Формулировка задания:
Процитируйте фрагмент текста об армии и разоружении от слов «К п. 14. Как» до слов «чем наполовину мобилизована.» включительно.

Текст для чтения:
• • • • •
К п. 14. Как можно говорить об антимилитаризме, когда современная Советская Армия даже после сокращения насчитывает 2400 тыс. человек, т. о. на душу населения приходится больше солдат, чем в старой царской армии (тогда было в мирное время 1200 тыс. человек). А не так давно, уже после победоносной войны (если не ошибаюсь, в 1955 году), состав армии был всего немногим меньше 6 млн человек. Армия в сущности была больше чем наполовину мобилизована.
Царю нужны для войска солдаты,
Подавай же ему сыновей, —
пелось в рабочей «Марсельезе». Царя нет, но солдат требуется больше прежнего. «Но мы окружены врагами, мы должны быть готовы к защите». То же самое говорили и в царское время, и с гораздо большим правом при наличии могущественной Германии и Японии и многих несравненно более сильных, чем в настоящее время, потенциальных врагов: Австро-Венгрии, Турции, – и при отсутствии опоясывавшего нас кольца союзников. Но царская Россия была агрессивным государством, мы же не агрессивны. На моей памяти в 1904 году Япония первая напала на Россию, в первой мировой войне не Россия была инициатором войны. А сейчас: Финляндия, Польша, Латвия, Эстония, Литва, Румыния, Венгрия…
К п. 15. Но мы готовы разоружиться и призываем к разоружению. Первый призыв к разоружению был в свое время сделан Николаем II, за которым последовало две Гаагских конференции. Из этого ничего не вышло и не могло выйти, т. к. этот призыв был выражением наивного (Берта Зуттнер) или лицемерного буржуазного пацифизма.[58] Сейчас мы вступили на тот же путь и надеемся, что он приведет к цели. Есть, правда, отличие современной позиции от позиции Николая II. Сейчас СССР имеет такие мощные ракеты, которых раньше не было, и на этот аргумент «с позиции силы» и рассчитывает. Но если по-настоящему отказаться от аргументации с позиции силы, то пацифистское разоружение может быть произведено только при признании обеими сторонами какой-то организации для решения международных конфликтов, решению которой все должны подчиняться. ООН, очевидно, не годится. Если какая-либо страна не подчиняется ООН, наши газетчики поднимают вой: «Какой позор, она не слушается решения ООН». А если ООН вынесет решение против нас, газетчики кричат: «Позорное для ООН решение». Получается истинно готтентотская мораль.
• • • • •
Записи:
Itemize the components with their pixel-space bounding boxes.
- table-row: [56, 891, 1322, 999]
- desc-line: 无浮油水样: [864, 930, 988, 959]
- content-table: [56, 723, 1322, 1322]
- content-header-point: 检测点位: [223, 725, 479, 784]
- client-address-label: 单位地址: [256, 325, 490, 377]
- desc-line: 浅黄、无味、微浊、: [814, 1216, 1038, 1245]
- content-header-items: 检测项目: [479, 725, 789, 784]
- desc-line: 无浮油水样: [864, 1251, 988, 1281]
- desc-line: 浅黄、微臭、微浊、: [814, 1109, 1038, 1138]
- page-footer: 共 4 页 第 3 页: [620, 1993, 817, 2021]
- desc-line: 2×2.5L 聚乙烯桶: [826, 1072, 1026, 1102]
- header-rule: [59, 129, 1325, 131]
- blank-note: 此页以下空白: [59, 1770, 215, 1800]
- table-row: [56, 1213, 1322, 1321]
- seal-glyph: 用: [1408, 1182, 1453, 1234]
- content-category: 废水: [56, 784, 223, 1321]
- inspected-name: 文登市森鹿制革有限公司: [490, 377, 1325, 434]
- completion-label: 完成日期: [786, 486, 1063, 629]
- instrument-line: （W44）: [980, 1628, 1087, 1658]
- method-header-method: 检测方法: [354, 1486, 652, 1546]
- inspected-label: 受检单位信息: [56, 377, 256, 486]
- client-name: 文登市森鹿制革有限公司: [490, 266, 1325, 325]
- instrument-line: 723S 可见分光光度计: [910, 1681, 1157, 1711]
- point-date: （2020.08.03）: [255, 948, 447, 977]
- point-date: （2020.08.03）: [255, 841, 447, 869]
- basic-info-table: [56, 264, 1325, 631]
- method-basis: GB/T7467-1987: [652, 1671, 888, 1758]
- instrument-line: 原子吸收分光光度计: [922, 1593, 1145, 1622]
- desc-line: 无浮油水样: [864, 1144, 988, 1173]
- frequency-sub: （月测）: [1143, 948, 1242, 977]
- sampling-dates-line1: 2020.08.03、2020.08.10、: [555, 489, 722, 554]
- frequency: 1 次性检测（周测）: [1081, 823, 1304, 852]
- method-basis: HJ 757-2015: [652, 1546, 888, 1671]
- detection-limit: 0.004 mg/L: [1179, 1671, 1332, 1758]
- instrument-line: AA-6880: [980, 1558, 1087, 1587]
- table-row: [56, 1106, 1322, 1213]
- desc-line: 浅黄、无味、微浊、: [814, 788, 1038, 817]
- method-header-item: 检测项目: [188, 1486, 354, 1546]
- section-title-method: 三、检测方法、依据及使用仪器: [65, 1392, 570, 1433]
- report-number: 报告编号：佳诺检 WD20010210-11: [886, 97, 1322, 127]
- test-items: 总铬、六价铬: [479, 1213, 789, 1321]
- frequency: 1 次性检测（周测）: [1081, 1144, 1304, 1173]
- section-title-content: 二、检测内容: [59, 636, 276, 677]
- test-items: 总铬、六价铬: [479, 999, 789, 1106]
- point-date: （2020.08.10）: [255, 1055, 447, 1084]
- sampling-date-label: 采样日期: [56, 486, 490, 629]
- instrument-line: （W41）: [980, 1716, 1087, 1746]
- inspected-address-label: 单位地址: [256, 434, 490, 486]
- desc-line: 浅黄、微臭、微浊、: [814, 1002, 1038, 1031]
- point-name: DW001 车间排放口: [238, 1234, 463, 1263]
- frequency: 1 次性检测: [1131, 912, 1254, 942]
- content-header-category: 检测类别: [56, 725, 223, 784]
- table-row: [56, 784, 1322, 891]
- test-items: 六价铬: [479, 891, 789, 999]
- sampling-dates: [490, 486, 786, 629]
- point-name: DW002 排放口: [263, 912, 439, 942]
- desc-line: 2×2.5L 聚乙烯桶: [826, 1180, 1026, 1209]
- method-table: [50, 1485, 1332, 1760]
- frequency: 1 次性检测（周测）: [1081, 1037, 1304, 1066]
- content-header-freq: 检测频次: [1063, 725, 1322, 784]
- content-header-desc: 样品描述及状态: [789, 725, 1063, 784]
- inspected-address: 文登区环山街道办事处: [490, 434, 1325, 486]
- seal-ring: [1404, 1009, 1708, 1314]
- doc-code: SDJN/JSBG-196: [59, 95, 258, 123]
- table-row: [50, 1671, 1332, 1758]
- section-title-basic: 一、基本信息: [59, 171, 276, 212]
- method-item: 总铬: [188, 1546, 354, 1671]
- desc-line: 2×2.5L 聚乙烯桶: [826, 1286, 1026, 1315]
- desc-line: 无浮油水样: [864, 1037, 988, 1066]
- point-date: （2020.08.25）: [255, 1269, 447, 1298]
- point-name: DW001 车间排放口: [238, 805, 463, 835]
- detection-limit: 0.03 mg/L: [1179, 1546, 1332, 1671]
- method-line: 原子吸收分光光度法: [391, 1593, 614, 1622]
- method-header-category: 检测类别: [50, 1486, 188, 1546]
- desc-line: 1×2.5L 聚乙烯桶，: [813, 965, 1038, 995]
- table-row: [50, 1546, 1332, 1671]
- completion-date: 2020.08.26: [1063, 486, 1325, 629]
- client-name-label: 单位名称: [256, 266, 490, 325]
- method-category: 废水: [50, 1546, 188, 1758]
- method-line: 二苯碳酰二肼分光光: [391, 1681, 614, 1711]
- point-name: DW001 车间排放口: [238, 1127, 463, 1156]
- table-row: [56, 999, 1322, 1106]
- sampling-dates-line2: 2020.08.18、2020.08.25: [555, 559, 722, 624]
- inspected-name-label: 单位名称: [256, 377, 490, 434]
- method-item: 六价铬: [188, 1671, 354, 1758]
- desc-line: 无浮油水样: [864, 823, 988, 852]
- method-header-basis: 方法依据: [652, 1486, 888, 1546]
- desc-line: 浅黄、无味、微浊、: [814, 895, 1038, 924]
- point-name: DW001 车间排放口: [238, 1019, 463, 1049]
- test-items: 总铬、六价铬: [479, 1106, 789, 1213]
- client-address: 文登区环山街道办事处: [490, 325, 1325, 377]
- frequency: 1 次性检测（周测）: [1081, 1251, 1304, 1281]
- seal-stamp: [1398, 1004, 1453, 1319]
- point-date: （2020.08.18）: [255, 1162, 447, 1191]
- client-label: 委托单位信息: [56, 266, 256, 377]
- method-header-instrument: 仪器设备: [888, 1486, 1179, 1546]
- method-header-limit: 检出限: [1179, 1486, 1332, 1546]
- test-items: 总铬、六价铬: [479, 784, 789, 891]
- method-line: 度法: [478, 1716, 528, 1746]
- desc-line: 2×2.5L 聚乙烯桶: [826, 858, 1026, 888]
• • • • •
Письменный ответ:
К п. 14. Как можно говорить об антимилитаризме, когда современная Советская Армия даже после сокращения насчитывает 2400 тыс. человек, т. о. на душу населения приходится больше солдат, чем в старой царской армии (тогда было в мирное время 1200 тыс. человек). А не так давно, уже после победоносной войны (если не ошибаюсь, в 1955 году), состав армии был всего немногим меньше 6 млн человек. Армия в сущности была больше чем наполовину мобилизована.